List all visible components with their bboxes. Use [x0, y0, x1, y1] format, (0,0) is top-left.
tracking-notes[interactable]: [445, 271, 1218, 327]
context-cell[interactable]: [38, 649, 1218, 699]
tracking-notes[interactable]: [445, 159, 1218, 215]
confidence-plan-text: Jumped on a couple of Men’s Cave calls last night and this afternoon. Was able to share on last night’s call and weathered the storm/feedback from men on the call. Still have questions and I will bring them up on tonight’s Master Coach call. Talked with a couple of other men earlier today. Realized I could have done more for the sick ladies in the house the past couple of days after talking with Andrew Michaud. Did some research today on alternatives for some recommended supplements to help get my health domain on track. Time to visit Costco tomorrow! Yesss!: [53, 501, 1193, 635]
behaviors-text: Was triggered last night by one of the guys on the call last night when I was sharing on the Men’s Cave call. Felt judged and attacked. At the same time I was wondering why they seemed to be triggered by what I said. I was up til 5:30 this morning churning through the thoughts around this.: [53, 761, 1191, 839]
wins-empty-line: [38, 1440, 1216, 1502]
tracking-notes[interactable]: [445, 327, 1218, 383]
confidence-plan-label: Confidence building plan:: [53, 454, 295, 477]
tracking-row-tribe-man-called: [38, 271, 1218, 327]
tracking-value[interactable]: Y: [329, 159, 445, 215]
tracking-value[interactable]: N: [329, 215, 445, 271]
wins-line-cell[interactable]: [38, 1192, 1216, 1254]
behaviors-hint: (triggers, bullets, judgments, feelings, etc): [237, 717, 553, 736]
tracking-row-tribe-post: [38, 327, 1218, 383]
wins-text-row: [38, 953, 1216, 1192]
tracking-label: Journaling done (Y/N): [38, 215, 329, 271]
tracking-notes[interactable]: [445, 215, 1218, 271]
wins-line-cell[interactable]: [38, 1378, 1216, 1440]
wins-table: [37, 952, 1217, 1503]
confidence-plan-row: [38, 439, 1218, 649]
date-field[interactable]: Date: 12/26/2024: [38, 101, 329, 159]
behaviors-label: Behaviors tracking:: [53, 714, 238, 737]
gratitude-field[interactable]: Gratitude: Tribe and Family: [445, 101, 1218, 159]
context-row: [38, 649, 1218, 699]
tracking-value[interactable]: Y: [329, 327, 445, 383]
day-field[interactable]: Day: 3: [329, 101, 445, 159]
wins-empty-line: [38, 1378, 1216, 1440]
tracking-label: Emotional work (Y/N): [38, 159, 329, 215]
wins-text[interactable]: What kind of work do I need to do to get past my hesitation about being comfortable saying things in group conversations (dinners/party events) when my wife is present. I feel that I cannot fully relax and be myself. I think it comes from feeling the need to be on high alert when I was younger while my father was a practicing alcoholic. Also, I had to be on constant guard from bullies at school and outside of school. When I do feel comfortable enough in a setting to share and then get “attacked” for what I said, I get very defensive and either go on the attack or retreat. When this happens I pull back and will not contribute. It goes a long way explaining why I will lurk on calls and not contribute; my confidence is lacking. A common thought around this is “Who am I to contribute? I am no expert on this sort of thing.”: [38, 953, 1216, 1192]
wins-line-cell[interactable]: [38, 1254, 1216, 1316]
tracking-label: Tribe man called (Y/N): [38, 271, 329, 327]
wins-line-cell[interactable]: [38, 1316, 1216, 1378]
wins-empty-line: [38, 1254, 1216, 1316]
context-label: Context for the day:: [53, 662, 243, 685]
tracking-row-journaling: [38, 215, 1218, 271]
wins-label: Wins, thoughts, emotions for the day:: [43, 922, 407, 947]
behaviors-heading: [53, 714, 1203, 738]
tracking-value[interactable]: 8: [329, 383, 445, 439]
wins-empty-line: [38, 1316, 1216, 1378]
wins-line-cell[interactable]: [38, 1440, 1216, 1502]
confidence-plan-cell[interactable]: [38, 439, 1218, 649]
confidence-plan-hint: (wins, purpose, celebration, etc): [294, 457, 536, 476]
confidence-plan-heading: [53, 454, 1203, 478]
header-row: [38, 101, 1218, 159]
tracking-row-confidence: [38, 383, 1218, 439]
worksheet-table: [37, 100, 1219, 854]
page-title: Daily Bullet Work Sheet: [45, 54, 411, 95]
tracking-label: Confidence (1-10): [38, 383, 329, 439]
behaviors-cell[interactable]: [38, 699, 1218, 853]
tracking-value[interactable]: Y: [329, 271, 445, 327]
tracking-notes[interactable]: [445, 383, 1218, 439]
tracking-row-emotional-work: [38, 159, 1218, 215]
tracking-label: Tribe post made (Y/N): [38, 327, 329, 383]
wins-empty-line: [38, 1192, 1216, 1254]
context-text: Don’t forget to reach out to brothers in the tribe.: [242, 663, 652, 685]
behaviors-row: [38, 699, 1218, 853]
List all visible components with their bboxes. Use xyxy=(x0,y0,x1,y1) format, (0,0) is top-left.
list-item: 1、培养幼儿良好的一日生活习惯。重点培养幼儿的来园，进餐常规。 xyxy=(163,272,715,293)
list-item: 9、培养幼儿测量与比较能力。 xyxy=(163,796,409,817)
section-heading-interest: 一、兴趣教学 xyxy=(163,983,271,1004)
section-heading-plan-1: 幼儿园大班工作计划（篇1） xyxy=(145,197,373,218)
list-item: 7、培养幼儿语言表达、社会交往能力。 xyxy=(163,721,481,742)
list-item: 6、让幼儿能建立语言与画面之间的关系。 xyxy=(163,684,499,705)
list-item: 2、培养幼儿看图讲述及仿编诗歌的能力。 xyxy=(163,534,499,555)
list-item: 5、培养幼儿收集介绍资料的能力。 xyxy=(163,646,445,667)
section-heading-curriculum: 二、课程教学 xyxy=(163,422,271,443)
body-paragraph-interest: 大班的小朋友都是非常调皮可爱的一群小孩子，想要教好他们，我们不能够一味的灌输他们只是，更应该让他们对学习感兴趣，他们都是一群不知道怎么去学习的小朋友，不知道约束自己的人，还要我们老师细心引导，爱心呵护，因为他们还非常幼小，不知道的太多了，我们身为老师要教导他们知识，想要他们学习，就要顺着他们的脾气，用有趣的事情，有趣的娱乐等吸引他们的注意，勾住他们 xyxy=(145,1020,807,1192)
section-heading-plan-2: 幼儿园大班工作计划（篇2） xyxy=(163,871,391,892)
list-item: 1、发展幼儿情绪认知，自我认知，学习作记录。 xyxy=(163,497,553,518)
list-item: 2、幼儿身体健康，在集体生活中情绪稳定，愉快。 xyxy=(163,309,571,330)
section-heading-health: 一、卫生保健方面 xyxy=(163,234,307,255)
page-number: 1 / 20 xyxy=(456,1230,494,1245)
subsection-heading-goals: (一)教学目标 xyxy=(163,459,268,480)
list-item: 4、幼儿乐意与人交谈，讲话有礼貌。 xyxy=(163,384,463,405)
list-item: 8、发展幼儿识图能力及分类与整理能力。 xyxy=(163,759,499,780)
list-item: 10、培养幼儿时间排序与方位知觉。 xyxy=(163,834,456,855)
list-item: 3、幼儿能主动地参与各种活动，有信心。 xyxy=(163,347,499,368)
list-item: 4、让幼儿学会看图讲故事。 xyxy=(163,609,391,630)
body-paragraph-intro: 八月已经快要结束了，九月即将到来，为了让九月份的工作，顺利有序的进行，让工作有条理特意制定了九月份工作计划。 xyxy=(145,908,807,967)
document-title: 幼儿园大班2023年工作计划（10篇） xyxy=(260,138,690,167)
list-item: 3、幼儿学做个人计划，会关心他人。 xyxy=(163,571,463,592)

=-=-=

Which lines in the listing above contain the string "behaviors", matching case exactly? Extract each of those lines in full.

→ FINAL RESULT:
behaviors-text: Was triggered last night by one of the guys on the call last night when I was sharing on the Men’s Cave call. Felt judged and attacked. At the same time I was wondering why they seemed to be triggered by what I said. I was up til 5:30 this morning churning through the thoughts around this.: [53, 761, 1191, 839]
behaviors-hint: (triggers, bullets, judgments, feelings, etc): [237, 717, 553, 736]
behaviors-label: Behaviors tracking:: [53, 714, 238, 737]
behaviors-heading: [53, 714, 1203, 738]
behaviors-cell[interactable]: [38, 699, 1218, 853]
behaviors-row: [38, 699, 1218, 853]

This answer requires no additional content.